**Extract provided:**
A flood of bridges

A Flood of Bridges: Varieties of peace in interreligious dialogue

by Jeffrey Wattles, Kent State University

Published in Patricia Rife and Loretta Scott, eds., Peace Stories (Victoria, British Columbia: Trafford Press, 2008), 39-46.

The challenge of Buddhism for me was that it was the most radically different from Christianity of all the major world religions. Two experience-sequences connected with the rock garden at the Ryoanji Temple in Kyoto, Japan, have helped me as a person who professes to follow Jesus to enter dialogue with Buddhists. In the following narrative I pause to comment on the peace of the bright night, philosophic peace, psychic peace, the peace of utter calm, the peace of Jesus, the peace of compassion, and dialogic peace.

The setting

I have to explain some personal background first. Introduced to Christianity as a child, my early devotion waned with the onset of puberty, and I found myself in college searching in Plato and Nietzsche and Husserl; it was a displaced quest for spiritual vitality. In 1970, I had begun the practice of transcendental meditation, repeating a mantra was designed to take the mind to samadhi, "pure consciousness." The experience of meditation was attractive and restful, and I felt a number of good results in my life—more relaxed spontaneity, humor, keen perception, heightened mental clarity and concentration, fruits of the spirit. But the experience of samadhi, an absolute peace which I call, the peace of the bright night, and which I had for different "durations" on different occasions, raised a question which was for a few years the most urgent question of my life. What is the significance of that experience? What is ontologically disclosed in pure consciousness? Within Hindu philosophy there was a clear answer: it is the atman, the Self, non-different from Brahman, the absolutely unitary ultimate Reality. But I could never satisfy myself with that answer, because I was not persuaded by the reasoning I had been given and because I became committed to a concept of a supremely personal God (whose impersonal aspects may be meditatively touched). Thus I could not find philosophical peace about this experience. In addition, I had a question about the psychological effect of different practices in the realm of willing—decision and action. Life is, often, a rugged adventure, whose pleasures and bliss must not unravel our ability for and interest in willed encounter. In other words, there is a kind of psychic peace that seems to mask life rather than to live life.

In decision that engaged my total self, I finally chose to follow a single path of worship and service, rather than a dual path of combining my Christian spirituality with the cultivation of samadhi. I have not totally settled for myself of the meaning of samadhi, but I have had partially clear recurrences of the experience in the context of my deepest penetrations in thought of the Fatherhood of God, of God as absolute, and of the indewelling spirit. I have always assumed, however, that there should be nothing to worry about as long as such moments arose spontaneously within devotion and were not themselves cultivated as a religious goal.

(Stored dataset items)
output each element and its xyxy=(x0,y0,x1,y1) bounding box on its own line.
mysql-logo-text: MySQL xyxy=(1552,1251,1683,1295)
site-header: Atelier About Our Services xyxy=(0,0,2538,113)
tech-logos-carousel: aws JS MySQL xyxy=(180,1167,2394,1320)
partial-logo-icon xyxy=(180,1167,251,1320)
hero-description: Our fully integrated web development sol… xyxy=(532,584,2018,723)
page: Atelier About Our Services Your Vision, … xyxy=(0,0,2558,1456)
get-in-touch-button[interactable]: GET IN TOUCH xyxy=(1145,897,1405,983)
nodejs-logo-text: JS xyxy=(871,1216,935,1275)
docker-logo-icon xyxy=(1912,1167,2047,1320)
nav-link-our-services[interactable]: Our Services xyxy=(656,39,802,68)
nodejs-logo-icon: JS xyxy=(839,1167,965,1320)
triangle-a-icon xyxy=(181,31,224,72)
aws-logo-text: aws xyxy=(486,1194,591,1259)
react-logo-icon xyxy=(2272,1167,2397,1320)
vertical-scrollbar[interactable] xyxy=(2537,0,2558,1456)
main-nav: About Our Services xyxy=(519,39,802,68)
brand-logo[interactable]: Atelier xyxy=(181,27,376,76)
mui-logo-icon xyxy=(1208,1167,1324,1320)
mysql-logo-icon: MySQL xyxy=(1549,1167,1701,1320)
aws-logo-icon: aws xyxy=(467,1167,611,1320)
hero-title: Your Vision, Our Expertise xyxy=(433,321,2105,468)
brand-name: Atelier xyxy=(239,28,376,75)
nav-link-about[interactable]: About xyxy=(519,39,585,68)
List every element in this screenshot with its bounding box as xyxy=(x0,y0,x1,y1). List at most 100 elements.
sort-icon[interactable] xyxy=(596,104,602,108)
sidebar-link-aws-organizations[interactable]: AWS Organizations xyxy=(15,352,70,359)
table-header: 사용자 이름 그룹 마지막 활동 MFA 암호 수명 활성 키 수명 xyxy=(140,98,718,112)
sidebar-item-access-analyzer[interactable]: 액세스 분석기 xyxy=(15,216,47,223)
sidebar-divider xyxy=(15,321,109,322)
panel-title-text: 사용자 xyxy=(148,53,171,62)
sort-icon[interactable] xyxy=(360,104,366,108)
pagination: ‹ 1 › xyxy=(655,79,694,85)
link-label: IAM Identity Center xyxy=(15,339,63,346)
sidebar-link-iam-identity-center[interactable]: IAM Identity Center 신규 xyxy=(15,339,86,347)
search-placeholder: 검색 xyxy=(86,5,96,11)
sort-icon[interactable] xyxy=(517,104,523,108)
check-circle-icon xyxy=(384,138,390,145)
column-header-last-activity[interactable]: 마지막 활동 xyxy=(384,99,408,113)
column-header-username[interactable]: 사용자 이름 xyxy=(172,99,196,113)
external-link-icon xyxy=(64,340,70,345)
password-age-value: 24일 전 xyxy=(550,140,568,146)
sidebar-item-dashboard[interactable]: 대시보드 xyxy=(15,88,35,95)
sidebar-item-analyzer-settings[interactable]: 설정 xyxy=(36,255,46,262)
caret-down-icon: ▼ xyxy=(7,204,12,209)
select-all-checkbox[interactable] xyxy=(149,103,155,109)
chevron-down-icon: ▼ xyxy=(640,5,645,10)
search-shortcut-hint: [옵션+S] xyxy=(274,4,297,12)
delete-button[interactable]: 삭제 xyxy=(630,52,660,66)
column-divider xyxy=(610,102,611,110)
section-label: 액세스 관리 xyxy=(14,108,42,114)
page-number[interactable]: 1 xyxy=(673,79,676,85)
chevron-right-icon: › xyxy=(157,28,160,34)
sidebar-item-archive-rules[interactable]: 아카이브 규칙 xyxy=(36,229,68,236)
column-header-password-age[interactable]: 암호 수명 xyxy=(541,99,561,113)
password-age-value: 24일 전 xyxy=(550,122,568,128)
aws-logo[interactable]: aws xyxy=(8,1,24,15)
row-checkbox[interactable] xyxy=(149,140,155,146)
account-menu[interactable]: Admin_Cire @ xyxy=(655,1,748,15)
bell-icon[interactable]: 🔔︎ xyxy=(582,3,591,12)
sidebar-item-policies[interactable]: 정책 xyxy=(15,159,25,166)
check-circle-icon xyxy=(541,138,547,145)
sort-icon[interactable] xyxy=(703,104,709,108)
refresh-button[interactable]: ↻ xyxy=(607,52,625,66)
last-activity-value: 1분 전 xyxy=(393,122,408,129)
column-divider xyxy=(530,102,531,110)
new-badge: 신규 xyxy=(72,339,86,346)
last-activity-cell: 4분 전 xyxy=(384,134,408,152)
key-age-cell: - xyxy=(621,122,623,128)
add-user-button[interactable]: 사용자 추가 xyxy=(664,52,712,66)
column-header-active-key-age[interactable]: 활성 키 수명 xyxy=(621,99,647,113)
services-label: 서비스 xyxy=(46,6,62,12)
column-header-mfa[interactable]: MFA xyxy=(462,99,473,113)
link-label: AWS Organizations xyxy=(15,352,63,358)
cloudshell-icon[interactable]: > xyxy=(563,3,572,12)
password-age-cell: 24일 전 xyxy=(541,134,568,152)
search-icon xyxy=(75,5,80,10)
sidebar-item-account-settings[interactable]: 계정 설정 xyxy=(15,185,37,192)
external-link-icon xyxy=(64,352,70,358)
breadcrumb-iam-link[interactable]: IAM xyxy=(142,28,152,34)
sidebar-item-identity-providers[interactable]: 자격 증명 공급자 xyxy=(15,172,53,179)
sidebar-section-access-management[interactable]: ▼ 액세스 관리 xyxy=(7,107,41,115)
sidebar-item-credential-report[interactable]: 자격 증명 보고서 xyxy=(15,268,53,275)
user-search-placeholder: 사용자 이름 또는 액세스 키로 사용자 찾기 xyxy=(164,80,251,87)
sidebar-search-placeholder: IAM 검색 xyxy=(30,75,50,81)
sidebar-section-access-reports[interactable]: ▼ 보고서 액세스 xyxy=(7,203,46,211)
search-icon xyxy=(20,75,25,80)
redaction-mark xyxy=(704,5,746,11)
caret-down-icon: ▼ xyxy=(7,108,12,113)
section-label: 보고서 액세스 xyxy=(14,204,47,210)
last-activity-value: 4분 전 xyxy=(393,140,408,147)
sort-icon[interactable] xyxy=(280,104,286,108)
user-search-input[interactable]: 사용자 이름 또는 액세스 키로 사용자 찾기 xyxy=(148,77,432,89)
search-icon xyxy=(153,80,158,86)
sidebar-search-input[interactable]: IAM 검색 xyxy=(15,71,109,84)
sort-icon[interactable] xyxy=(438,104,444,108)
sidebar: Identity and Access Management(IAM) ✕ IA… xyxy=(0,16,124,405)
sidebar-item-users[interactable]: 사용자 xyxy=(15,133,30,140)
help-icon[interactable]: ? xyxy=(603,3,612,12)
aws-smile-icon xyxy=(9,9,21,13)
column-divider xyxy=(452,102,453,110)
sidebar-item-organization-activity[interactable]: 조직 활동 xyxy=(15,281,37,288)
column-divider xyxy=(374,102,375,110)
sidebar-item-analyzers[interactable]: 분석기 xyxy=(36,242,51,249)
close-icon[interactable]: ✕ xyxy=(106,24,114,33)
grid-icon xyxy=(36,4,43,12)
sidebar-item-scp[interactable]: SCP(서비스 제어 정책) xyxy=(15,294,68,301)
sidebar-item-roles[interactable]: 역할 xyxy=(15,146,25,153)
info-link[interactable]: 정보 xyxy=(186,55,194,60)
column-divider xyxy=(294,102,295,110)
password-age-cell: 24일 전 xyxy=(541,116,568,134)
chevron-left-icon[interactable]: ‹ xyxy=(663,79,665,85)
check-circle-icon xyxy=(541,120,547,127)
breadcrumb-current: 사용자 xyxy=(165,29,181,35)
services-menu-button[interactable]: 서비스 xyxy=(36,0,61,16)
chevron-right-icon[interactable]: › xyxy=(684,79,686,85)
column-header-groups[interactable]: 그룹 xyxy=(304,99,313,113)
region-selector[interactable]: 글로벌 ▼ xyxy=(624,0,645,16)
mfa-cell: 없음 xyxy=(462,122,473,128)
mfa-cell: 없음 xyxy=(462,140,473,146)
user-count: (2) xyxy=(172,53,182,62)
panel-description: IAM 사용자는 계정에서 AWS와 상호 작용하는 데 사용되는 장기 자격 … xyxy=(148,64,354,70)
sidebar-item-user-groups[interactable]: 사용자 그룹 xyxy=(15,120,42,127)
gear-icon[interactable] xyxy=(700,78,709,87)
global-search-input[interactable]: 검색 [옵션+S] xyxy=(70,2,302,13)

**Goal:**
Extend the essay on peace in interreligious dialogue, beginning immediately after its final sentence. The stored rows are separate material and bear no relation to the essay.

**Solved exercise:**
The first visit

The first experience-sequence was part of a family visit to Japan in 1986. One day we came to visit friends at Ritsumeikan University, just a couple of hundred yards from the Ryoanji temple, where we went after our visit was over. Like other Buddhist temples in Japan, this one is more than a building: it includes dozens or hundreds of acres of wooded land, with a lake on the grounds and a mountain in the background, and many buildings for monastic use. The Ryoanji temple belongs to a sect of Zen Buddhism, and its garden of raked sand and rocks is world famous, even more simple on account of the absence in it of the small trees which are normally part of such gardens. Getting the feel of the grounds somewhat, I found myself attracted to this lovely center of monastic discipline and study. I had studied enough Buddhism to teach sections in world religion courses, but it had been the religion with which I was least able to empathize. Nonetheless, I had a long-standing interest in Japanese art as an avenue for a certain type of spirituality, and I sat down amid the quiet group of tourists to contemplate the renowned rock garden. I looked; I contemplated; and within a few seconds was suddenly invaded by a depth of peace that left me speechless. This peace I will call the peace of utter calm. The word "emptiness" is equally fitting. Perceptual experience of the scene did not cease, but contemporaneous with this perception was a thorough calm, an absolute calm.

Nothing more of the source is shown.